Given instruction:
Copy every entry precisely.

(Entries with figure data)
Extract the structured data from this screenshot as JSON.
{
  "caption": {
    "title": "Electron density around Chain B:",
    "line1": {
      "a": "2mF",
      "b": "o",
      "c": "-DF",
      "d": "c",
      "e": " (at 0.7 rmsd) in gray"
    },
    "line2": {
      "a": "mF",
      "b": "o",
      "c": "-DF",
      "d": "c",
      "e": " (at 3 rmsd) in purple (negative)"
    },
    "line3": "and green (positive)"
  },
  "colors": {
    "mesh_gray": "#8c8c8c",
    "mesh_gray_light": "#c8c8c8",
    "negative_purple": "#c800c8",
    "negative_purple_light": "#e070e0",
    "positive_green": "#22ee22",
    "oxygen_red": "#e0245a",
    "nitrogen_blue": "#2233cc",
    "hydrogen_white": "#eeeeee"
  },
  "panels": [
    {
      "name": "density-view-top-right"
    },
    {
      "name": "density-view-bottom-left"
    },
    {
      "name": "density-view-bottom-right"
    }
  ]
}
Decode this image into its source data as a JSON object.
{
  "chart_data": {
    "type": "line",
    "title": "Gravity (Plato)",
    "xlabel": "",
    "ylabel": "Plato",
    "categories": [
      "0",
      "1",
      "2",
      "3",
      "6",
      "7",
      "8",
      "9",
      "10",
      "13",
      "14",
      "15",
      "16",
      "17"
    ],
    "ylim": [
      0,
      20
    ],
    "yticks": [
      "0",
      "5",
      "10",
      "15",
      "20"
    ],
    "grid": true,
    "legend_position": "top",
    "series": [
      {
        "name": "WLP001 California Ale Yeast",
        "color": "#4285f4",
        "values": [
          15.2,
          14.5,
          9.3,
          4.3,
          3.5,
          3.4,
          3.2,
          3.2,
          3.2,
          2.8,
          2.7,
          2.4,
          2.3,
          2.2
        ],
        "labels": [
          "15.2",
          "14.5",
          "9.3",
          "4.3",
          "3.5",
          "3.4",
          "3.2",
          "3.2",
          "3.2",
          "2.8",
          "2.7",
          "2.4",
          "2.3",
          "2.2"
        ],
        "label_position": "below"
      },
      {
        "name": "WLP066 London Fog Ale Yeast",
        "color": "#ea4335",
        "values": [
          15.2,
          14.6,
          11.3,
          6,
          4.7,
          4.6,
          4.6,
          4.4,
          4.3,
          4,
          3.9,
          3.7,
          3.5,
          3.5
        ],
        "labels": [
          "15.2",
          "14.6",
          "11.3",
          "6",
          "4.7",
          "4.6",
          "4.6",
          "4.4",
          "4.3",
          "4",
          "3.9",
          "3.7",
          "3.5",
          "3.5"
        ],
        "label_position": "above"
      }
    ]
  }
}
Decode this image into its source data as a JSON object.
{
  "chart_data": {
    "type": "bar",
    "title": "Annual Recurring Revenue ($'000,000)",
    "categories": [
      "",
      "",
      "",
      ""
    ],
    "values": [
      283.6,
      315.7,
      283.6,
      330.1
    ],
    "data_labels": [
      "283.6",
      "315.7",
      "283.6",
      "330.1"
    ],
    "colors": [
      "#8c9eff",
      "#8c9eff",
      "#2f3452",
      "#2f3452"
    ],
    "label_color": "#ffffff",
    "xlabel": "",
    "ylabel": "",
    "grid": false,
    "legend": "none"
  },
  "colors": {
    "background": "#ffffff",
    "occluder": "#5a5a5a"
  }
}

Response for this exercise:
Extract the structured data from this screenshot as JSON.
{
  "caption": {
    "title": "Electron density around Chain B:",
    "line1": {
      "a": "2mF",
      "b": "o",
      "c": "-DF",
      "d": "c",
      "e": " (at 0.7 rmsd) in gray"
    },
    "line2": {
      "a": "mF",
      "b": "o",
      "c": "-DF",
      "d": "c",
      "e": " (at 3 rmsd) in purple (negative)"
    },
    "line3": "and green (positive)"
  },
  "colors": {
    "mesh_gray": "#8c8c8c",
    "mesh_gray_light": "#c8c8c8",
    "negative_purple": "#c800c8",
    "negative_purple_light": "#e070e0",
    "positive_green": "#22ee22",
    "oxygen_red": "#e0245a",
    "nitrogen_blue": "#2233cc",
    "hydrogen_white": "#eeeeee"
  },
  "panels": [
    {
      "name": "density-view-top-right"
    },
    {
      "name": "density-view-bottom-left"
    },
    {
      "name": "density-view-bottom-right"
    }
  ]
}
Decode this image into its source data as a JSON object.
{
  "chart_data": {
    "type": "line",
    "title": "Gravity (Plato)",
    "xlabel": "",
    "ylabel": "Plato",
    "categories": [
      "0",
      "1",
      "2",
      "3",
      "6",
      "7",
      "8",
      "9",
      "10",
      "13",
      "14",
      "15",
      "16",
      "17"
    ],
    "ylim": [
      0,
      20
    ],
    "yticks": [
      "0",
      "5",
      "10",
      "15",
      "20"
    ],
    "grid": true,
    "legend_position": "top",
    "series": [
      {
        "name": "WLP001 California Ale Yeast",
        "color": "#4285f4",
        "values": [
          15.2,
          14.5,
          9.3,
          4.3,
          3.5,
          3.4,
          3.2,
          3.2,
          3.2,
          2.8,
          2.7,
          2.4,
          2.3,
          2.2
        ],
        "labels": [
          "15.2",
          "14.5",
          "9.3",
          "4.3",
          "3.5",
          "3.4",
          "3.2",
          "3.2",
          "3.2",
          "2.8",
          "2.7",
          "2.4",
          "2.3",
          "2.2"
        ],
        "label_position": "below"
      },
      {
        "name": "WLP066 London Fog Ale Yeast",
        "color": "#ea4335",
        "values": [
          15.2,
          14.6,
          11.3,
          6,
          4.7,
          4.6,
          4.6,
          4.4,
          4.3,
          4,
          3.9,
          3.7,
          3.5,
          3.5
        ],
        "labels": [
          "15.2",
          "14.6",
          "11.3",
          "6",
          "4.7",
          "4.6",
          "4.6",
          "4.4",
          "4.3",
          "4",
          "3.9",
          "3.7",
          "3.5",
          "3.5"
        ],
        "label_position": "above"
      }
    ]
  }
}
Decode this image into its source data as a JSON object.
{
  "chart_data": {
    "type": "bar",
    "title": "Annual Recurring Revenue ($'000,000)",
    "categories": [
      "",
      "",
      "",
      ""
    ],
    "values": [
      283.6,
      315.7,
      283.6,
      330.1
    ],
    "data_labels": [
      "283.6",
      "315.7",
      "283.6",
      "330.1"
    ],
    "colors": [
      "#8c9eff",
      "#8c9eff",
      "#2f3452",
      "#2f3452"
    ],
    "label_color": "#ffffff",
    "xlabel": "",
    "ylabel": "",
    "grid": false,
    "legend": "none"
  },
  "colors": {
    "background": "#ffffff",
    "occluder": "#5a5a5a"
  }
}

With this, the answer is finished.